— The request —
Read the records below. Copy each line where the string "name" occurs.

— Record list —

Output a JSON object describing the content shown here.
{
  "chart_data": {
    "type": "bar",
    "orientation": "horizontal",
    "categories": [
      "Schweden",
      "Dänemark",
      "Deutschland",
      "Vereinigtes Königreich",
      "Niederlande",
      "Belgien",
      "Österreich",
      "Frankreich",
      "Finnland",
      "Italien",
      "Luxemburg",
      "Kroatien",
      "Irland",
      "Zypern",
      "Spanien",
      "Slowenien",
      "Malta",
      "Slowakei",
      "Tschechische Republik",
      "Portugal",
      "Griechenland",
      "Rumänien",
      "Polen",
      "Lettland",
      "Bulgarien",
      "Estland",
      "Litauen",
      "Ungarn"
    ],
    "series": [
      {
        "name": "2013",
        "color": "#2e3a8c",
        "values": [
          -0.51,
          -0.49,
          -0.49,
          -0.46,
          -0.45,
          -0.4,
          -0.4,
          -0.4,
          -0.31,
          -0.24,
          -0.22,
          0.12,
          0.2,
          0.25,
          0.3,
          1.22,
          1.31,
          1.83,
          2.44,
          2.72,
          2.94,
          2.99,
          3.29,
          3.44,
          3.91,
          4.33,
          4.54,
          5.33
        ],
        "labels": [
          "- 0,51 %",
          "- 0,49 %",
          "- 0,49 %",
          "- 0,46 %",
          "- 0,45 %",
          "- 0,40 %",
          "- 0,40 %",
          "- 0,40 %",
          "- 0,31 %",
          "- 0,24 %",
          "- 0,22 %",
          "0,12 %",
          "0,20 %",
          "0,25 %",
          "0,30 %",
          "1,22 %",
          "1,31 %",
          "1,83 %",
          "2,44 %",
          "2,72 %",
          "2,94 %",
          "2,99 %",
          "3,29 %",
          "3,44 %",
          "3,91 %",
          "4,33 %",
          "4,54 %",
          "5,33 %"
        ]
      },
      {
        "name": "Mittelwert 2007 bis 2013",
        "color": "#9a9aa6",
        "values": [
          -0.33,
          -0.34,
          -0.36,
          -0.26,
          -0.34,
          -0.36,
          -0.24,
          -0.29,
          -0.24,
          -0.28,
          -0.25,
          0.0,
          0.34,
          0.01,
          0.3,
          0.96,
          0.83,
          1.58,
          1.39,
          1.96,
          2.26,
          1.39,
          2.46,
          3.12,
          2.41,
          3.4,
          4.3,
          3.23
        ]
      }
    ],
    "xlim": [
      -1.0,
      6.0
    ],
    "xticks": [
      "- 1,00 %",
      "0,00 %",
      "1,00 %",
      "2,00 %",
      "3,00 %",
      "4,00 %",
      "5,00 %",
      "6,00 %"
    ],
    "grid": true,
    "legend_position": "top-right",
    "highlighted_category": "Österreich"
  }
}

— Answer for this exercise —
        "name": "2013",
        "name": "Mittelwert 2007 bis 2013",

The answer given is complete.